#### [Description of the task]
Return every record verbatim.

#### [Dataset extract]
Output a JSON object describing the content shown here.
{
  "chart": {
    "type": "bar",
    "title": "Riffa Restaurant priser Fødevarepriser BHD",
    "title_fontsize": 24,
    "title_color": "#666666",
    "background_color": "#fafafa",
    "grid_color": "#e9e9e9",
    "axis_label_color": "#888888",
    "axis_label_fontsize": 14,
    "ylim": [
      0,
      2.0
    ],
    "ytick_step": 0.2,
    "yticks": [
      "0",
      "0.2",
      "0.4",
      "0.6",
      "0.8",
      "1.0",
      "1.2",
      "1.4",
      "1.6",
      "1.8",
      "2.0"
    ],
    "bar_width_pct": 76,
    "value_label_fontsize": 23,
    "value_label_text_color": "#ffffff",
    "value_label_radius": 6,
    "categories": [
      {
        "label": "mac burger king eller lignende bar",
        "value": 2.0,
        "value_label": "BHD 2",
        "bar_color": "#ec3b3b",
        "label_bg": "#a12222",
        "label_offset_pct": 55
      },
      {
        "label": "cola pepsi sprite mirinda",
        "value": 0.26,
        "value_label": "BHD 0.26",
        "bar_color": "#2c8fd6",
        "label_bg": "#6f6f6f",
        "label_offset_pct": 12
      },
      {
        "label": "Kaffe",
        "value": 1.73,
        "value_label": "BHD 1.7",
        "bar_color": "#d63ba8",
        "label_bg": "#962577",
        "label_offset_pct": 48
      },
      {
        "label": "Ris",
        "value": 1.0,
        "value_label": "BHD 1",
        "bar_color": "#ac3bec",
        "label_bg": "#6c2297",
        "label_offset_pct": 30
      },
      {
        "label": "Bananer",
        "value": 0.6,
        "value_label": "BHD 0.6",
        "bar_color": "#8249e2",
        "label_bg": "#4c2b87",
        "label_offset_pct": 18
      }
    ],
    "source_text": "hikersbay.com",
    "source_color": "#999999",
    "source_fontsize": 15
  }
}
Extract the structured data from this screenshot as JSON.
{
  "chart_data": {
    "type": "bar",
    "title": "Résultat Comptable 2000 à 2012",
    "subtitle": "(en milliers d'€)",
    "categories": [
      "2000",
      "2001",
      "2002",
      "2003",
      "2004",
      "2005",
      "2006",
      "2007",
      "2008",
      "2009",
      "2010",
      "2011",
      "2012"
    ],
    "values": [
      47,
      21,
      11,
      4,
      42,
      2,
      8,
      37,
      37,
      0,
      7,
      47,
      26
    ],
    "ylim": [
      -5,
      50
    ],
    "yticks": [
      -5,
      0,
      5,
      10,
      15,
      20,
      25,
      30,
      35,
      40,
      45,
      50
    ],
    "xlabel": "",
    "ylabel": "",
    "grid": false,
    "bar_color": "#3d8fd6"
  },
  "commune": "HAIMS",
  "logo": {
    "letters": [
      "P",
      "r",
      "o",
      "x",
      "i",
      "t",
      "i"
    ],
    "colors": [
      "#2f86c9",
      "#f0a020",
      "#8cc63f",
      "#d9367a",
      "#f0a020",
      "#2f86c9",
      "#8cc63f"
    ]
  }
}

#### [The response]
Output a JSON object describing the content shown here.
{
  "chart": {
    "type": "bar",
    "title": "Riffa Restaurant priser Fødevarepriser BHD",
    "title_fontsize": 24,
    "title_color": "#666666",
    "background_color": "#fafafa",
    "grid_color": "#e9e9e9",
    "axis_label_color": "#888888",
    "axis_label_fontsize": 14,
    "ylim": [
      0,
      2.0
    ],
    "ytick_step": 0.2,
    "yticks": [
      "0",
      "0.2",
      "0.4",
      "0.6",
      "0.8",
      "1.0",
      "1.2",
      "1.4",
      "1.6",
      "1.8",
      "2.0"
    ],
    "bar_width_pct": 76,
    "value_label_fontsize": 23,
    "value_label_text_color": "#ffffff",
    "value_label_radius": 6,
    "categories": [
      {
        "label": "mac burger king eller lignende bar",
        "value": 2.0,
        "value_label": "BHD 2",
        "bar_color": "#ec3b3b",
        "label_bg": "#a12222",
        "label_offset_pct": 55
      },
      {
        "label": "cola pepsi sprite mirinda",
        "value": 0.26,
        "value_label": "BHD 0.26",
        "bar_color": "#2c8fd6",
        "label_bg": "#6f6f6f",
        "label_offset_pct": 12
      },
      {
        "label": "Kaffe",
        "value": 1.73,
        "value_label": "BHD 1.7",
        "bar_color": "#d63ba8",
        "label_bg": "#962577",
        "label_offset_pct": 48
      },
      {
        "label": "Ris",
        "value": 1.0,
        "value_label": "BHD 1",
        "bar_color": "#ac3bec",
        "label_bg": "#6c2297",
        "label_offset_pct": 30
      },
      {
        "label": "Bananer",
        "value": 0.6,
        "value_label": "BHD 0.6",
        "bar_color": "#8249e2",
        "label_bg": "#4c2b87",
        "label_offset_pct": 18
      }
    ],
    "source_text": "hikersbay.com",
    "source_color": "#999999",
    "source_fontsize": 15
  }
}
Extract the structured data from this screenshot as JSON.
{
  "chart_data": {
    "type": "bar",
    "title": "Résultat Comptable 2000 à 2012",
    "subtitle": "(en milliers d'€)",
    "categories": [
      "2000",
      "2001",
      "2002",
      "2003",
      "2004",
      "2005",
      "2006",
      "2007",
      "2008",
      "2009",
      "2010",
      "2011",
      "2012"
    ],
    "values": [
      47,
      21,
      11,
      4,
      42,
      2,
      8,
      37,
      37,
      0,
      7,
      47,
      26
    ],
    "ylim": [
      -5,
      50
    ],
    "yticks": [
      -5,
      0,
      5,
      10,
      15,
      20,
      25,
      30,
      35,
      40,
      45,
      50
    ],
    "xlabel": "",
    "ylabel": "",
    "grid": false,
    "bar_color": "#3d8fd6"
  },
  "commune": "HAIMS",
  "logo": {
    "letters": [
      "P",
      "r",
      "o",
      "x",
      "i",
      "t",
      "i"
    ],
    "colors": [
      "#2f86c9",
      "#f0a020",
      "#8cc63f",
      "#d9367a",
      "#f0a020",
      "#2f86c9",
      "#8cc63f"
    ]
  }
}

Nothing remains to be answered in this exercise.